(Saved entries)
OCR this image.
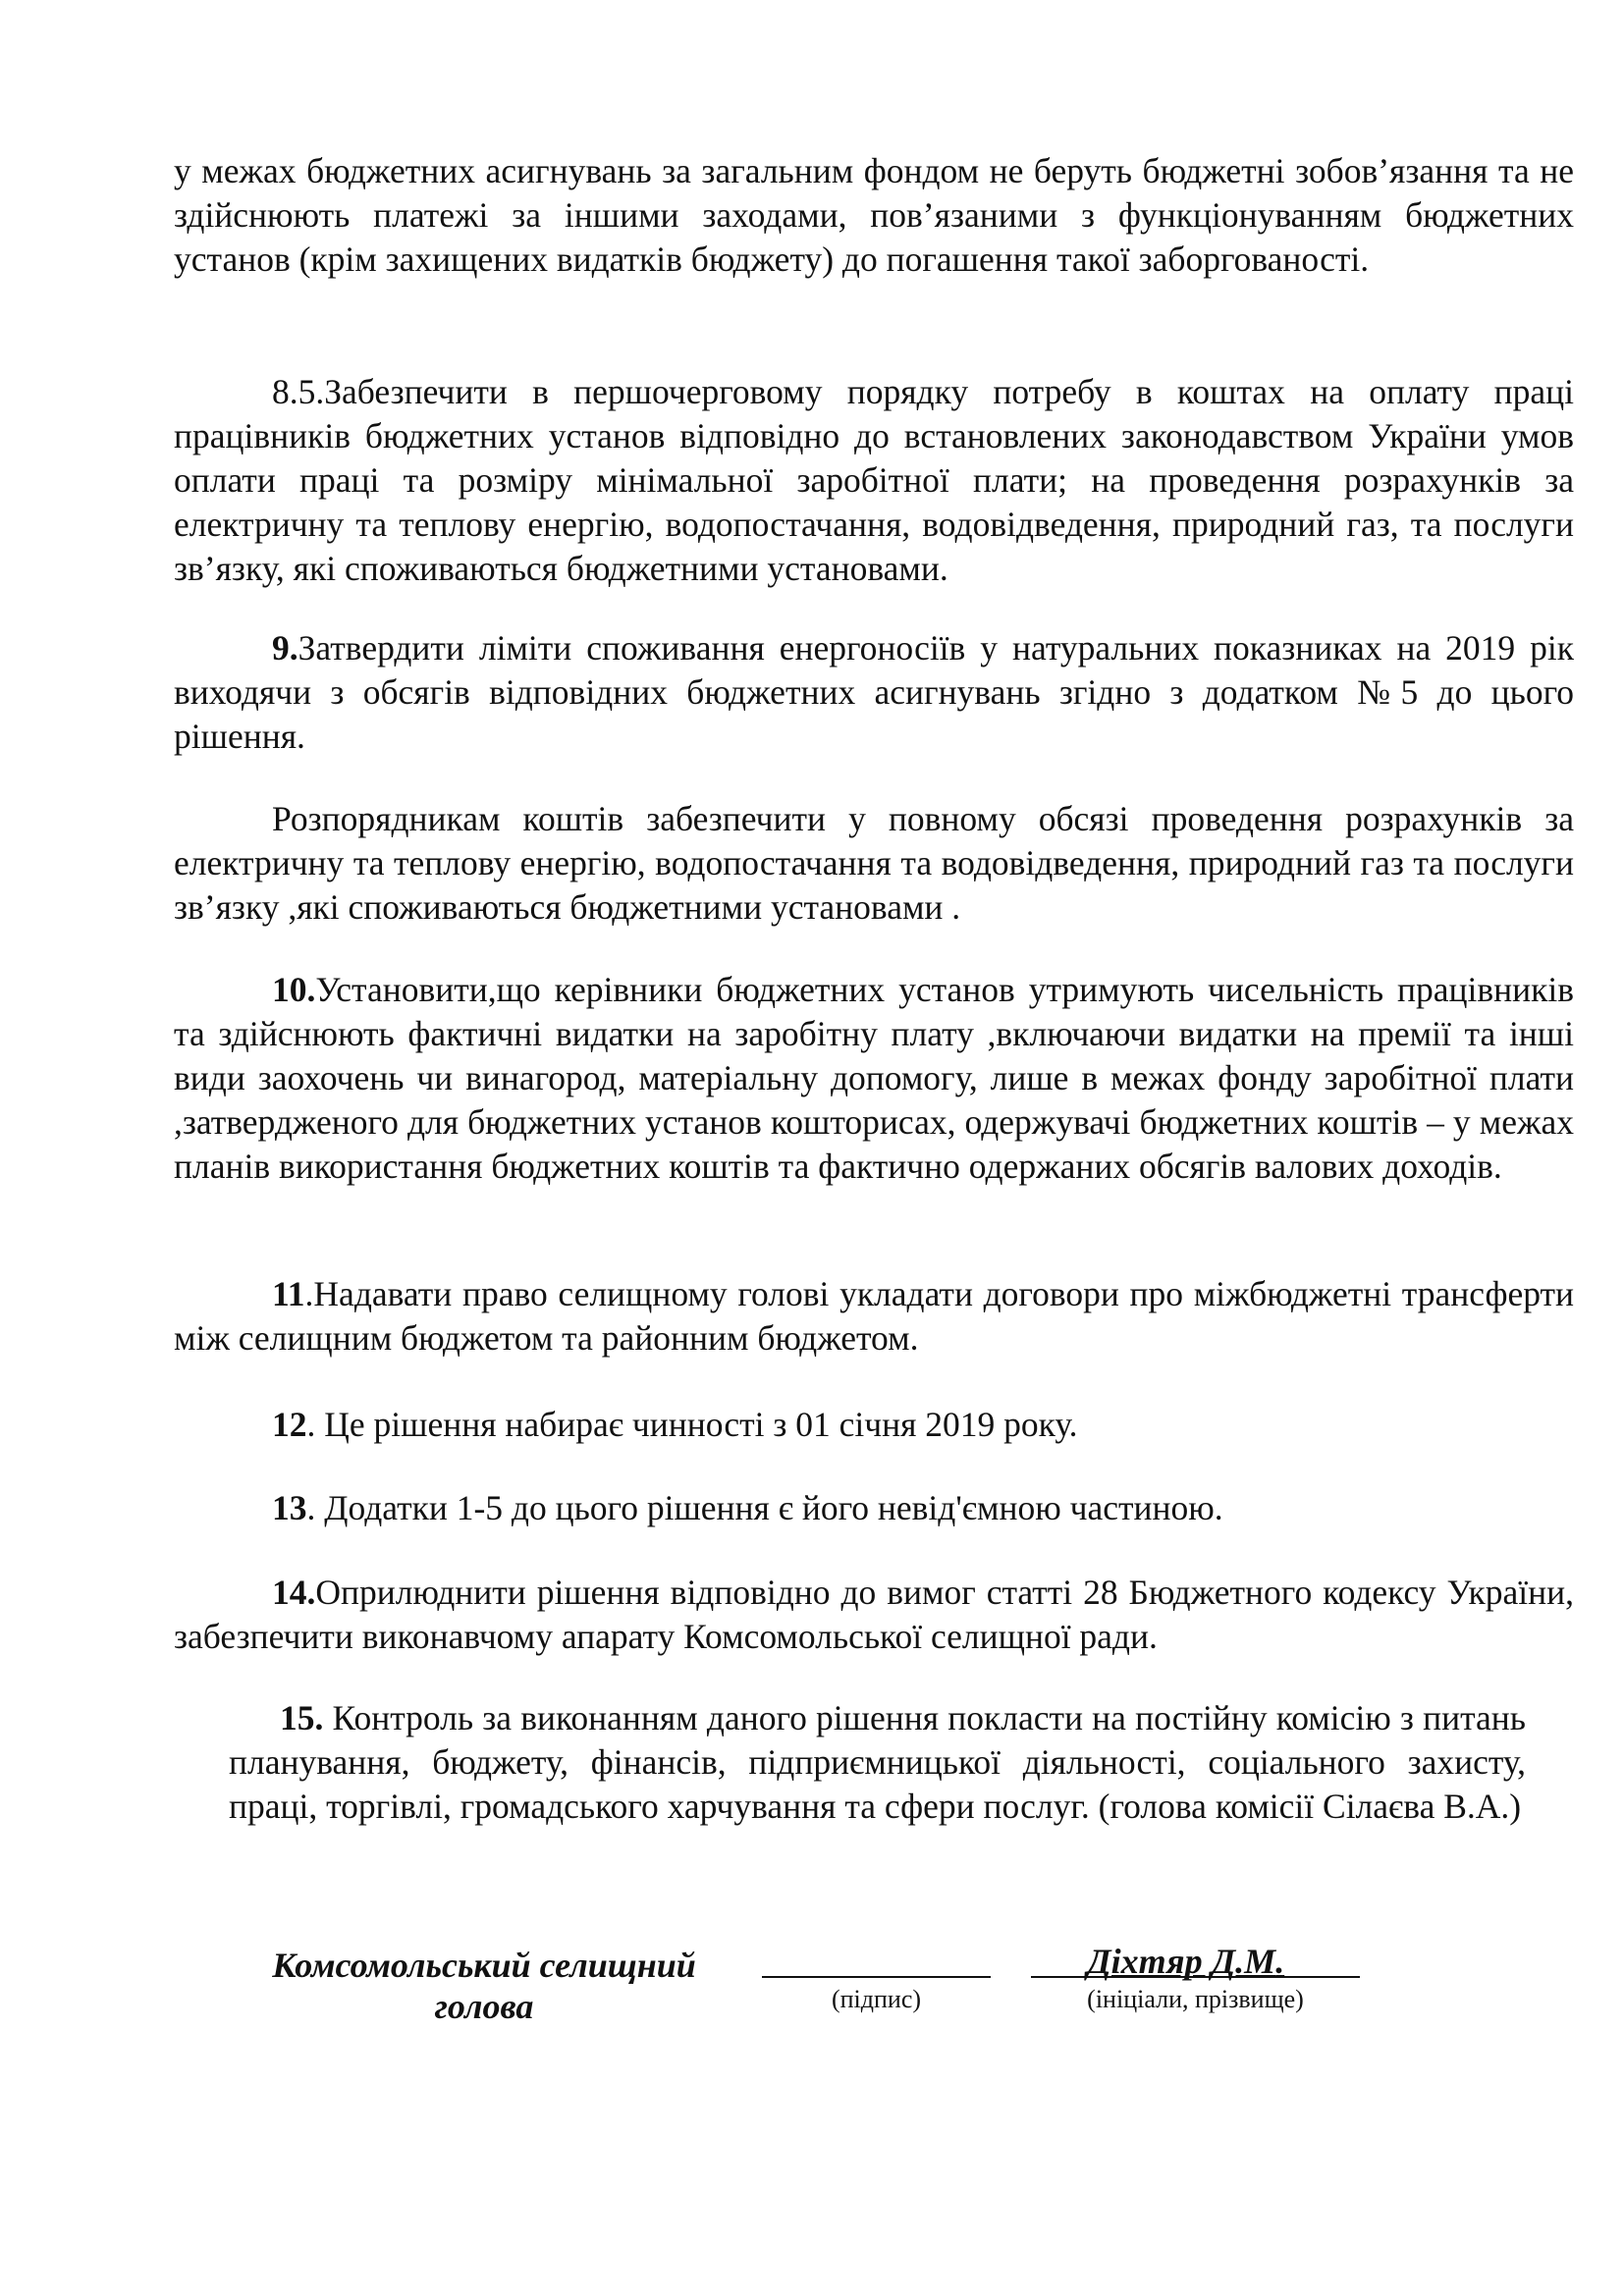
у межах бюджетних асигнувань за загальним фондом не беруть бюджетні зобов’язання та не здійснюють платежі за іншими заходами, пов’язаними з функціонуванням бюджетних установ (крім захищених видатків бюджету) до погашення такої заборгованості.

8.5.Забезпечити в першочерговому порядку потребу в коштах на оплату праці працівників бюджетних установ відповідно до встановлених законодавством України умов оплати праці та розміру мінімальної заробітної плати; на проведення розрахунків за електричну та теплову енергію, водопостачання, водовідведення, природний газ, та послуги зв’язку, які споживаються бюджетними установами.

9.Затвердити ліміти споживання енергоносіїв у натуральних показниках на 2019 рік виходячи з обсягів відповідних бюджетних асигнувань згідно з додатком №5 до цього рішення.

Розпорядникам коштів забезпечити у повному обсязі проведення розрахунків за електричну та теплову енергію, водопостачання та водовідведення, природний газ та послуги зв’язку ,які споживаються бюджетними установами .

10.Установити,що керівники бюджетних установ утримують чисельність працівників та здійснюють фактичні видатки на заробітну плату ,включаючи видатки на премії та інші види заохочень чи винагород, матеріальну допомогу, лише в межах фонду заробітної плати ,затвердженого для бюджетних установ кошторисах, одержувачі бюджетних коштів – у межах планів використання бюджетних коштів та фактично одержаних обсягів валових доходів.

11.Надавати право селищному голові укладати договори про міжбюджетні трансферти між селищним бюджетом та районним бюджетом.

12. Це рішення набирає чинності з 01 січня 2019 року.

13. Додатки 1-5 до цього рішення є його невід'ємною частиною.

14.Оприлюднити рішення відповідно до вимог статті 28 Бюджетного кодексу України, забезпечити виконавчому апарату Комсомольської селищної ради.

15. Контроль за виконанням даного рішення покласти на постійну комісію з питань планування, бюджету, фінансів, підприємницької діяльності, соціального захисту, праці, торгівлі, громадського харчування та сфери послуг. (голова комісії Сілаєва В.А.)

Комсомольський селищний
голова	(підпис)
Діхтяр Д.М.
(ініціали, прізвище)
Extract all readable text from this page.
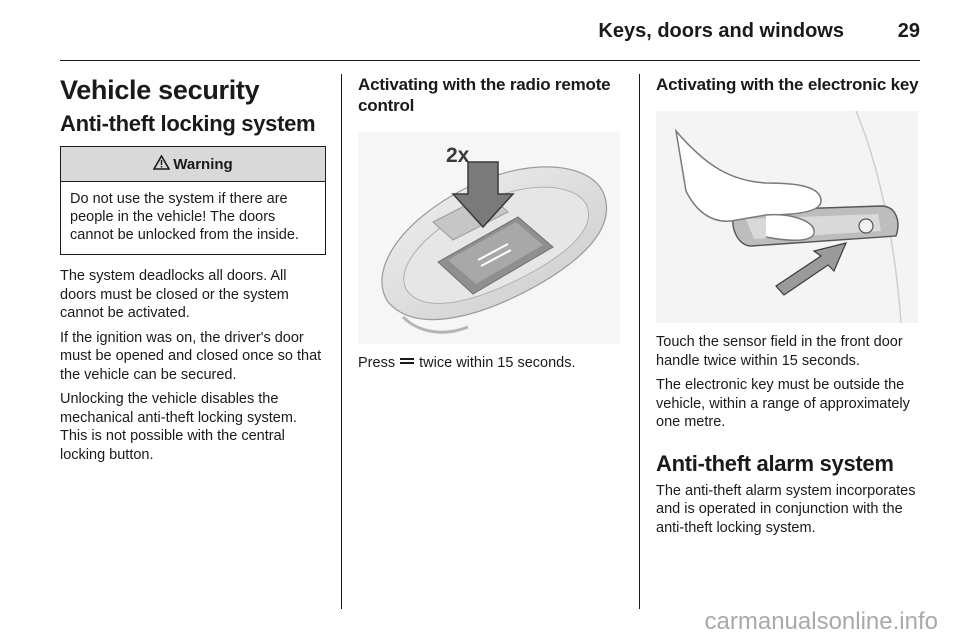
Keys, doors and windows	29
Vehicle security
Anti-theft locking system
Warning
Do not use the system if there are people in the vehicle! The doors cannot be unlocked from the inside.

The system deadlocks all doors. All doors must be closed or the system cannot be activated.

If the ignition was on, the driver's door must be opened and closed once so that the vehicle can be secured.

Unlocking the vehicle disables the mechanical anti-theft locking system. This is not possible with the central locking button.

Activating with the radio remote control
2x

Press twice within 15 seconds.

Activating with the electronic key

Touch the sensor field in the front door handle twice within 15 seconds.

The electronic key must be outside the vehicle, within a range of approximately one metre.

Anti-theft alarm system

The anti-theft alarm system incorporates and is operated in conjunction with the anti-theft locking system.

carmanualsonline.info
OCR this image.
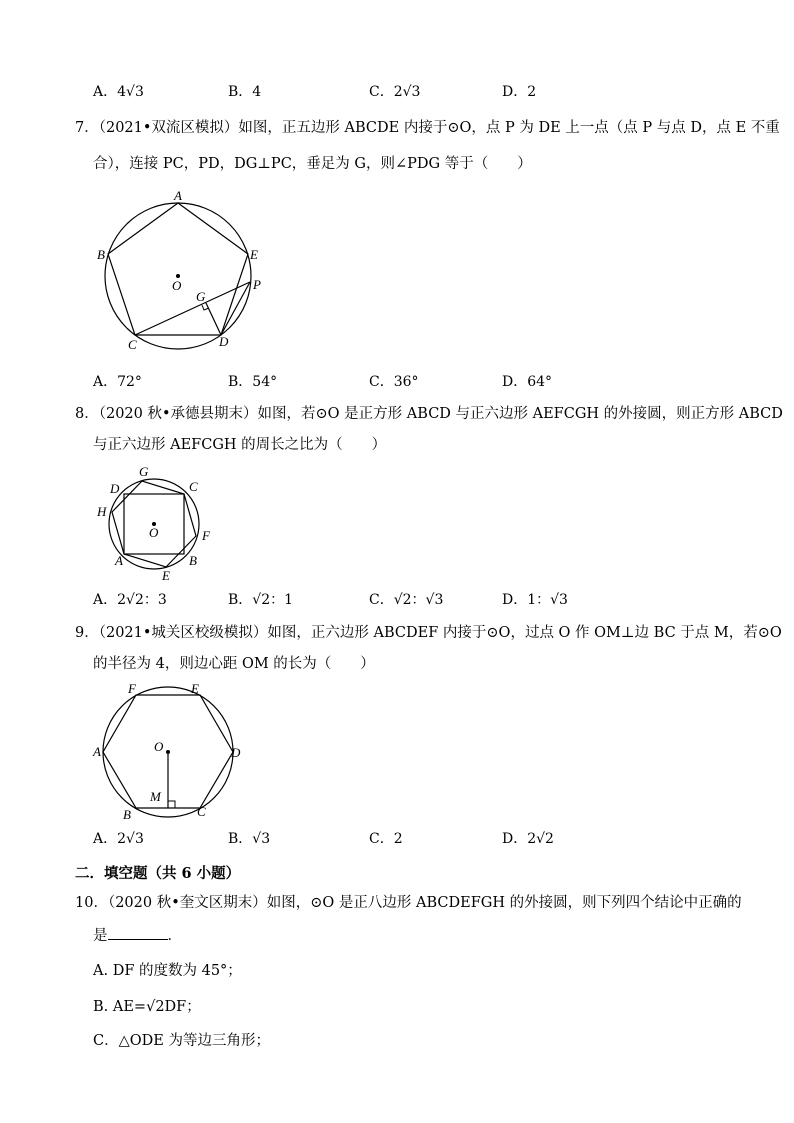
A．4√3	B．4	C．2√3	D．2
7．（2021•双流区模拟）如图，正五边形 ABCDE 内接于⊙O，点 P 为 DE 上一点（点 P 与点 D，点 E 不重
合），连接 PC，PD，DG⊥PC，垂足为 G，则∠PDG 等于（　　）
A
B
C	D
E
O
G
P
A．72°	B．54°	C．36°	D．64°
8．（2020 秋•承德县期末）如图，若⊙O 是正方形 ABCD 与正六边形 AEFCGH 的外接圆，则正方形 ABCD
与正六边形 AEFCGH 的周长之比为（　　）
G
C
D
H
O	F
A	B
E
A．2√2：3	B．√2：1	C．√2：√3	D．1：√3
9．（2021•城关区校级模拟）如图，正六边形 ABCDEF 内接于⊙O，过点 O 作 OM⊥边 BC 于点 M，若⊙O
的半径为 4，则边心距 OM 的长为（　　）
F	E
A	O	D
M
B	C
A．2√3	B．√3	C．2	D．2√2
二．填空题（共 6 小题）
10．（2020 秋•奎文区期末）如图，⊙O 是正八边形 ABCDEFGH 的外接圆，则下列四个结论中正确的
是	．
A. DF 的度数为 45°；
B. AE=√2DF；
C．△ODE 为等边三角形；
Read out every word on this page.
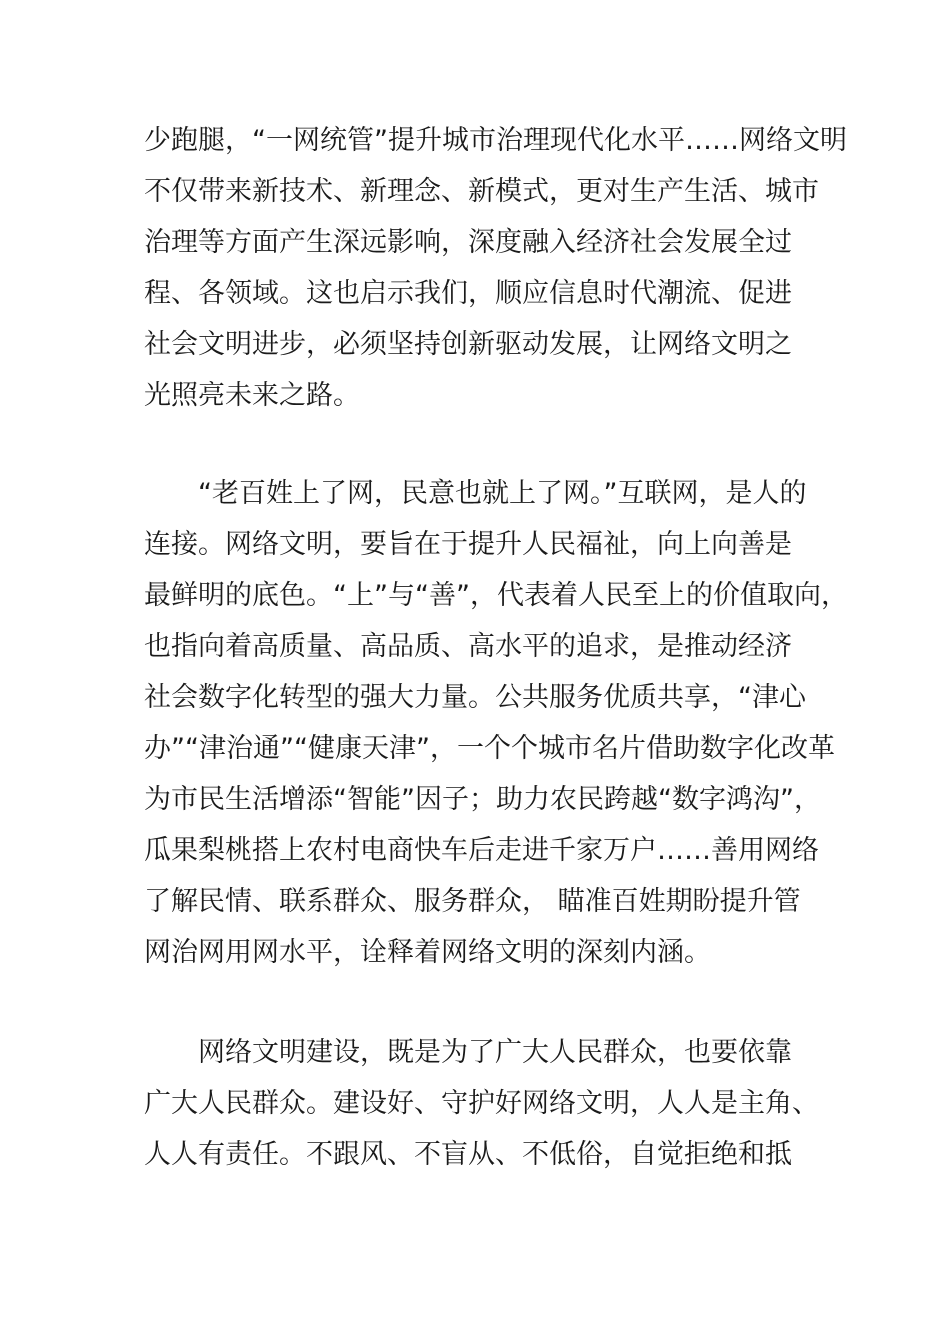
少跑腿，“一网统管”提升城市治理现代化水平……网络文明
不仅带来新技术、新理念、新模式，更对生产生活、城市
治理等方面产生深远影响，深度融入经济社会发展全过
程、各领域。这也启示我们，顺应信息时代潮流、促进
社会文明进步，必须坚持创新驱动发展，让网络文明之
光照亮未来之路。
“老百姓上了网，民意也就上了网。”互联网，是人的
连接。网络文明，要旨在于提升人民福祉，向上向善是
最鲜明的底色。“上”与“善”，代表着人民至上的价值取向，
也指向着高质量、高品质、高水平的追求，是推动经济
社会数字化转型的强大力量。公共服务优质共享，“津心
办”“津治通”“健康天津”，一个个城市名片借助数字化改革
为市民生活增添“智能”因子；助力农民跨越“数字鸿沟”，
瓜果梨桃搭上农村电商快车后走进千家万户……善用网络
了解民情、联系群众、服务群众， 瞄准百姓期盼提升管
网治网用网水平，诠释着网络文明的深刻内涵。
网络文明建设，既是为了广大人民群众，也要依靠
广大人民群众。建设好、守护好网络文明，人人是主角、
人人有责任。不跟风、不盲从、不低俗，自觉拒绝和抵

### Task brief:
In the records above, find each line holding "асигнувань" and copy it.

### Output below:
у межах бюджетних асигнувань за загальним фондом не беруть бюджетні зобов’язання та не здійснюють платежі за іншими заходами, пов’язаними з функціонуванням бюджетних установ (крім захищених видатків бюджету) до погашення такої заборгованості.
9.Затвердити ліміти споживання енергоносіїв у натуральних показниках на 2019 рік виходячи з обсягів відповідних бюджетних асигнувань згідно з додатком №5 до цього рішення.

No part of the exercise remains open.